▸ WHAT YOU WILL DO: Write out every line below that includes the word "JSON".
....
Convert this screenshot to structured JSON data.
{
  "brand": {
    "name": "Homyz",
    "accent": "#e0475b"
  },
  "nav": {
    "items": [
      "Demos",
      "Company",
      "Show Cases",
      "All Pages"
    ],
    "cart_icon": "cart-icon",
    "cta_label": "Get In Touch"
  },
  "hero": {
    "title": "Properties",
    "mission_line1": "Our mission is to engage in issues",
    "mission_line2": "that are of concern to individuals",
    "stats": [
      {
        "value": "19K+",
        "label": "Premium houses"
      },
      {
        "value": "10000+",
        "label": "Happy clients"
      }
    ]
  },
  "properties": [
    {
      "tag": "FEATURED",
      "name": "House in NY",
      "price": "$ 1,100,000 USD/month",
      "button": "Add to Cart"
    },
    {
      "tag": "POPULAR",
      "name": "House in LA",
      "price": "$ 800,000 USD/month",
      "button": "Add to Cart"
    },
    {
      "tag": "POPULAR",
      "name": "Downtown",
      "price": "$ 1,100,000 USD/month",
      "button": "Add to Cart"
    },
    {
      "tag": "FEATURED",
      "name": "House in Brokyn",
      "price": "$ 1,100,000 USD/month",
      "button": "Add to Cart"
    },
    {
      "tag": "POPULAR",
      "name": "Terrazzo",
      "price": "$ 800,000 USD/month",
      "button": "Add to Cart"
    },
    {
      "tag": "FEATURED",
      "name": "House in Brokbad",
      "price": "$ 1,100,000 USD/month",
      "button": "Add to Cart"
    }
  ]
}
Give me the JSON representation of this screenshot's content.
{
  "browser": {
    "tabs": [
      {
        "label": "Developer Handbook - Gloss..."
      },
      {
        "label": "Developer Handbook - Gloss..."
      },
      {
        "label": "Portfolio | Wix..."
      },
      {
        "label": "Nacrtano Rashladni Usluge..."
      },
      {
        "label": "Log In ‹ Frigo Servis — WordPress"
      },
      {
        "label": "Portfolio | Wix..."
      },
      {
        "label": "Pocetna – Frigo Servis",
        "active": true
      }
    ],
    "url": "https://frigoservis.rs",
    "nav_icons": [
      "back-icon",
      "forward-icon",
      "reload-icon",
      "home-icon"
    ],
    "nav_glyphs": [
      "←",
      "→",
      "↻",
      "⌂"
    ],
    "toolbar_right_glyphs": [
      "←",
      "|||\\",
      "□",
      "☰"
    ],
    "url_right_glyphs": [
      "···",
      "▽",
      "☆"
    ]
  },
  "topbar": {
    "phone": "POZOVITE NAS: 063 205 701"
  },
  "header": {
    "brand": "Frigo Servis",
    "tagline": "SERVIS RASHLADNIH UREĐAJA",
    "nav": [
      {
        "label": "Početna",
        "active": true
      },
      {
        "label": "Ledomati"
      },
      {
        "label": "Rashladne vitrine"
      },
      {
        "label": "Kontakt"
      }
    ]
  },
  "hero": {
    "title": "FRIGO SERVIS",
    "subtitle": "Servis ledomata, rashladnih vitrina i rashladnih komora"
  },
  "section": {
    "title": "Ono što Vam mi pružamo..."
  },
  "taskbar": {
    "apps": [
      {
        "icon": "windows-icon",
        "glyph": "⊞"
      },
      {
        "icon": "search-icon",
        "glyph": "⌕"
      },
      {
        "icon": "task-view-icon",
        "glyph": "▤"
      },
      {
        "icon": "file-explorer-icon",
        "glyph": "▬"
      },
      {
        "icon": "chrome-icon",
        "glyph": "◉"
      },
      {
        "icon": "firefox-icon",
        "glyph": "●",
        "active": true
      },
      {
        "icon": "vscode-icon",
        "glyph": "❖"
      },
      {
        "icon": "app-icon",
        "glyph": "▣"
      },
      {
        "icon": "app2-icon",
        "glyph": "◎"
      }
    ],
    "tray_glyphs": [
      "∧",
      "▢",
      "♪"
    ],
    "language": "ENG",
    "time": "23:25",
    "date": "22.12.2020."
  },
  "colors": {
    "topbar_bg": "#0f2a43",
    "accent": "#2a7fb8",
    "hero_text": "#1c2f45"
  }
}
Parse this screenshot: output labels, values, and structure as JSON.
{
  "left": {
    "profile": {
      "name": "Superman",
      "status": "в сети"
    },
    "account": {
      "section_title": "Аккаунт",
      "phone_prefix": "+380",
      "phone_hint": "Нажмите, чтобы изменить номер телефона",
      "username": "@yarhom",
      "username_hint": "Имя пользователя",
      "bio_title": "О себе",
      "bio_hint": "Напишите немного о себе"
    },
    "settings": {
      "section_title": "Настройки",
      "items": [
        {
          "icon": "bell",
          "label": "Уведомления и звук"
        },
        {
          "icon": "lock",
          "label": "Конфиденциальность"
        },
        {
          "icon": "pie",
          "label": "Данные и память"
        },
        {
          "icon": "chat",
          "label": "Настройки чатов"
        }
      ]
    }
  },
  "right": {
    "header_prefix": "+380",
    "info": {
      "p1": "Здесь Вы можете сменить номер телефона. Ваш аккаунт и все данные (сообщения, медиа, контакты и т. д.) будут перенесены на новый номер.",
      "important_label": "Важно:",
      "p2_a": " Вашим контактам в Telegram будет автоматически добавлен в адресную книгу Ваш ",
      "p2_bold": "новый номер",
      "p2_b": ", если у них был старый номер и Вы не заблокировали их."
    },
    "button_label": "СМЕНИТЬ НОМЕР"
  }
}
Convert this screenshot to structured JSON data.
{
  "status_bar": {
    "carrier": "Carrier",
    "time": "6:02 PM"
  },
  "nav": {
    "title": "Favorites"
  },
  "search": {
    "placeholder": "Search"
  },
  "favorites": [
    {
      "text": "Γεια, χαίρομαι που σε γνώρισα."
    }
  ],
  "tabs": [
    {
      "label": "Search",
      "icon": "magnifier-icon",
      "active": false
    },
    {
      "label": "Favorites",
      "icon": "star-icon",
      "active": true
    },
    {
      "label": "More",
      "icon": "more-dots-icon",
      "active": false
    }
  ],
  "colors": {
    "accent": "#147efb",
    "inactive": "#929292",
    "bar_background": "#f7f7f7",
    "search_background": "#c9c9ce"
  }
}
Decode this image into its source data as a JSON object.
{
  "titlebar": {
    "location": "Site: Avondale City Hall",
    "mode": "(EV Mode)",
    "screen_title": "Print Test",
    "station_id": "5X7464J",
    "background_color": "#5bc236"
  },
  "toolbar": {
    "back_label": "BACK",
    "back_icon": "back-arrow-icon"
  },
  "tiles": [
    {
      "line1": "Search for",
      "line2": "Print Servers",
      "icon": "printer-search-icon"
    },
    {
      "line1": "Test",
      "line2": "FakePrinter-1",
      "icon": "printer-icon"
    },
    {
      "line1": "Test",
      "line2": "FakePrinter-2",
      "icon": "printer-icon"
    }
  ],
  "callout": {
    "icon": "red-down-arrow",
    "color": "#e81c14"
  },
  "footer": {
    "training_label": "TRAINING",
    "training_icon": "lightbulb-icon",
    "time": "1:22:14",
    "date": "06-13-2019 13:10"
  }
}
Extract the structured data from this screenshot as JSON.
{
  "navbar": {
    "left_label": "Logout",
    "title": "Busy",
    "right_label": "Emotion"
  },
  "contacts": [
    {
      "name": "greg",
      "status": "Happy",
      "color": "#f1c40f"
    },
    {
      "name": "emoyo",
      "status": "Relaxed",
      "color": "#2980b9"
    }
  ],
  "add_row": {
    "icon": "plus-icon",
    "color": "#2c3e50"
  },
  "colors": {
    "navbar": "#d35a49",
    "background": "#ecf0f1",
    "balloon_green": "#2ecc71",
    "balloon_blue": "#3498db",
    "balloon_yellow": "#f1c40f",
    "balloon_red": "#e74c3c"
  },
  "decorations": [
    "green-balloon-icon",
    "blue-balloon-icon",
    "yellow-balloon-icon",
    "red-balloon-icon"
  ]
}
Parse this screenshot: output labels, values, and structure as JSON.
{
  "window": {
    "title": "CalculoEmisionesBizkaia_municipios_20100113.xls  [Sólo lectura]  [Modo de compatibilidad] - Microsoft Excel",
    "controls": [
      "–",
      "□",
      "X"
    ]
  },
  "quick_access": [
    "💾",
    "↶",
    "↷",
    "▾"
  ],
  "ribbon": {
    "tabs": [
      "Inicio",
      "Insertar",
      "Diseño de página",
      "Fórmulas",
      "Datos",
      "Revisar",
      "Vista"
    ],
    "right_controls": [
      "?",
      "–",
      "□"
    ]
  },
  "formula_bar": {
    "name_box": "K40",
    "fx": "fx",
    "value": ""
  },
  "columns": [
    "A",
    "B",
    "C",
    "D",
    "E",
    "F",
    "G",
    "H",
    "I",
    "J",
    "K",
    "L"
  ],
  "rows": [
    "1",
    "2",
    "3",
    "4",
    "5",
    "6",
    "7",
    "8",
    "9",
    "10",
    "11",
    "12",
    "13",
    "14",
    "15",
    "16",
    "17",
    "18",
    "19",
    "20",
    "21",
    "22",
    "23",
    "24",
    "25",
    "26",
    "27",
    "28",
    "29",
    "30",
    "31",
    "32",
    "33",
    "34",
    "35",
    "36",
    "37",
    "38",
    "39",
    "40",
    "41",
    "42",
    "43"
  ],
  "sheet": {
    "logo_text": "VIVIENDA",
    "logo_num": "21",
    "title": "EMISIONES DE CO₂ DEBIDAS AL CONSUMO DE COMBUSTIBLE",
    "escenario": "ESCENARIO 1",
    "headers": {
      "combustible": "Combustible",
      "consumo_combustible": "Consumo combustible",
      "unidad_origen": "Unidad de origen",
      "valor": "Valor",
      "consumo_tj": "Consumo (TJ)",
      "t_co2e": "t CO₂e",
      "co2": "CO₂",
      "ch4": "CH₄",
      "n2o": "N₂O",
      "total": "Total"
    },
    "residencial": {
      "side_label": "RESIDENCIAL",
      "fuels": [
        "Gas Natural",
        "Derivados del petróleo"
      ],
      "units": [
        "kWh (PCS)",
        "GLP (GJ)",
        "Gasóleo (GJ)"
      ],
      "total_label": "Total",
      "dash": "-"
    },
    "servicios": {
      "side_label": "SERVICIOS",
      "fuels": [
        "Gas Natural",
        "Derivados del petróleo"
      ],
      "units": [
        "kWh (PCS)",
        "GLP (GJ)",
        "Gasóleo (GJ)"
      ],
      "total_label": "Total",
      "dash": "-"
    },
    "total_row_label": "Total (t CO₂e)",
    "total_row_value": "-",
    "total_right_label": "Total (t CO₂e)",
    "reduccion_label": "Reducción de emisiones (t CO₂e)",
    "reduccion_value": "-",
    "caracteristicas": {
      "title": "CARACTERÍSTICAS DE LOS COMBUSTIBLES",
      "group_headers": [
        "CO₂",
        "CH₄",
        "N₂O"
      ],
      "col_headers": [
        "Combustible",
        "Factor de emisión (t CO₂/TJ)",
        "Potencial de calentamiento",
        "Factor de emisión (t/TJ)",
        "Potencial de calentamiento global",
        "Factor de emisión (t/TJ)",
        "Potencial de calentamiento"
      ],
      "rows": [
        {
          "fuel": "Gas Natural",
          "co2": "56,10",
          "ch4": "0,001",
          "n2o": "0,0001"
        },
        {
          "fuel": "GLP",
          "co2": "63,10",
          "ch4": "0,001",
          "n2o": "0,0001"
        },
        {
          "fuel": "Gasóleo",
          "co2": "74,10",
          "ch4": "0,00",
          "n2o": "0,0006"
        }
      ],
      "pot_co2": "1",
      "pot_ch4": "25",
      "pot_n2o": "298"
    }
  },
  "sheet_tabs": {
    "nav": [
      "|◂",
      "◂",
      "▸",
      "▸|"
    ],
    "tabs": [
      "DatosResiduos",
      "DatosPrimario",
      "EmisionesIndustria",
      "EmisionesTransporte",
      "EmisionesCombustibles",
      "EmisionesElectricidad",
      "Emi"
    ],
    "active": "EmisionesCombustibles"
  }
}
....
▸ RESULT OF THE EXERCISE:
Convert this screenshot to structured JSON data.
Give me the JSON representation of this screenshot's content.
Parse this screenshot: output labels, values, and structure as JSON.
Convert this screenshot to structured JSON data.
Decode this image into its source data as a JSON object.
Extract the structured data from this screenshot as JSON.
Parse this screenshot: output labels, values, and structure as JSON.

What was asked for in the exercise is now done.